> Extrait à lire:
SEANCE DU 14 NOVEMBRE 2001
M. le président.
L'amendement n° 86, présenté par M. Fischer, Mme Demessine, M. Muzeau et les
membres du groupe communiste républicain et citoyen, est ainsi libellé :
« Avant l'article 10 A, insérer un article additionnel ainsi rédigé :
« I. - Les élections à la sécurité sociale sont rétablies.
« II. - En conséquence, les dispositions contraires des articles L. 221-2, L.
212-2, L. 213-2, L. 215-2 et L. 215-3 du code de la sécurité sociale sont
abrogées.
« III. - Les pertes de recettes résultant du I ci-dessus sont compensées à due
concurrence par la création d'une taxe additionnelle aux droits visés aux
articles 575 et 575 A du code général des impôts. »
La parole est à M. Fischer.
M. Guy Fischer.
Après avoir fait, en 1999, de la traduction législative du plan stratégique de
la CNAM - lequel, je le rappelle tout de même au passage, prévoyait notamment
de réduire de 32 milliards de francs le montant des crédits des hôpitaux
publics - une condition de la poursuite de sa participation à la gestion
paritaire de cette caisse, le Mouvement des entreprises de France, le MEDEF, a
fini par se retirer cette année des conseils d'administration des caisses de
sécurité sociale.
Le motif officiel qui a été avancé cette fois est la contribution de la
sécurité sociale au financement des allégements de cotisations sociales liés
aux 35 heures. Ce motif a été avoué en partie par Denis Kessler, qui a déclaré
que le MEDEF ne reviendra pas siéger « s'il n'y a pas un changement profond de
la nature et du fonctionnement du système ».

> Jeu de données:
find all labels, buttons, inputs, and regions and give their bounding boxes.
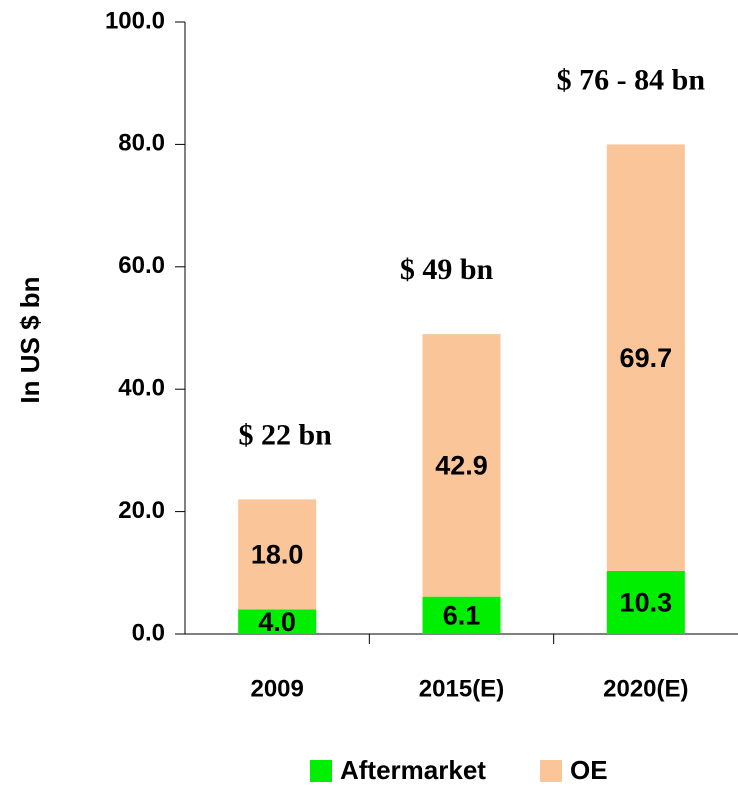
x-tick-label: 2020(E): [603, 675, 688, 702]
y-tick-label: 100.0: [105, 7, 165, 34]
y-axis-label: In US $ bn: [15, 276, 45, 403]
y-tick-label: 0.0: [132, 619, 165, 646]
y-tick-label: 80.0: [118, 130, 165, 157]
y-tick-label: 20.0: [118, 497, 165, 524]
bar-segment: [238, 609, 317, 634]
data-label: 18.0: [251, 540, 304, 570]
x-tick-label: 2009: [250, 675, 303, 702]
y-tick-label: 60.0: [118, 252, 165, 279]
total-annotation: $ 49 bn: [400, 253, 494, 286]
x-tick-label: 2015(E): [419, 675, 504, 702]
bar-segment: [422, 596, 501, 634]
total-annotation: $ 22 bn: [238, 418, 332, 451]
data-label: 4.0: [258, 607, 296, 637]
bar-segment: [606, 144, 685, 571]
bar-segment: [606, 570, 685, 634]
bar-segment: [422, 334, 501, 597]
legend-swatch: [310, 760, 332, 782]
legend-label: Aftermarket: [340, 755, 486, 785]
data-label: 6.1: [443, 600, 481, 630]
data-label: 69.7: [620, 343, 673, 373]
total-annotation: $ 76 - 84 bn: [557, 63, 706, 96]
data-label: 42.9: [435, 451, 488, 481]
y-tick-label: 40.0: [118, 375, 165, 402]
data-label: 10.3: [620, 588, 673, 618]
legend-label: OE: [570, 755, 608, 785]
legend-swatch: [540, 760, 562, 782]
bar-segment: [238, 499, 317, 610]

> Objectifs:
[a] Répondez à ces questions sur le compte rendu de séance :
(i) Quel groupe présente l'amendement n° 86 avec M. Fischer, Mme Demessine et M. Muzeau ?
(ii) De combien le plan stratégique de la CNAM prévoyait-il de réduire les crédits des hôpitaux publics ?
(iii) Quel motif officiel a été avancé pour le retrait du MEDEF des conseils d'administration des caisses de sécurité sociale ?
[b] Rédigez la suite du compte rendu de séance sur l'amendement n° 86, à partir de sa dernière phrase, s'il vous plaît.
Le listing ne joue aucun rôle ici.

> Réponses:
[a]
(i) Le groupe communiste républicain et citoyen.
(ii) De 32 milliards de francs.
(iii) La contribution de la sécurité sociale au financement des allégements de cotisations sociales liés aux 35 heures.

[b]
Quoi qu'il en soit, cette politique de la chaise vide - j'ai parlé hier de
politique de la terre brûlée - nous amène à nous interroger, comme j'ai eu
l'occasion de le souligner lors de la discussion générale, sur la nécessaire
démocratisation de la gestion des caisses et sur la plus grande participation
des assurés sociaux, qui passent nécessairement, à notre sens, non pas par la
désignation des différents administrateurs, mais bel et bien par leur élection
par l'ensemble de nos concitoyens, comme cela se pratique pour la Mutualité
sociale agricole.
C'est pourquoi, par cet amendement, nous demandons de nouveau le
rétablissement des élections à la sécurité sociale.
Monsieur le ministre, lors de l'examen du projet de loi de modernisation
sociale, grâce à un amendement communiste que la majorité sénatoriale s'était
empressée de rejeter, la question de l'élection par les salariés de leurs
représentants au sein des conseils d'administration des organismes du régime
général de la sécurité sociale avait été soulevée.
Nous persistons donc dans notre démarche, même si nous ne nous faisons
malheureusement aucune illusion sur le sort de cet amendement.
M. le président.
Quel est l'avis de la commission ?
M. Alain Vasselle,
rapporteur.
M. Fischer comprendra que la commission des affaires sociales
souhaite que le Sénat fasse preuve d'un minimum de cohérence.
Lors de l'examen du projet de loi de modernisation sociale, nous avions en
effet été saisis d'une proposition identique à celle qui vient d'être
présentée. Le Sénat l'avait rejetée, et la commission des affaires sociales n'a
donc pas souhaité adopter aujourd'hui une attitude différente. Par simple souci
de cohérence, elle émet un avis défavorable sur l'amendement n° 86.
M. le président.
Quel est l'avis du Gouvernement ?
M. Bernard Kouchner,
ministre délégué.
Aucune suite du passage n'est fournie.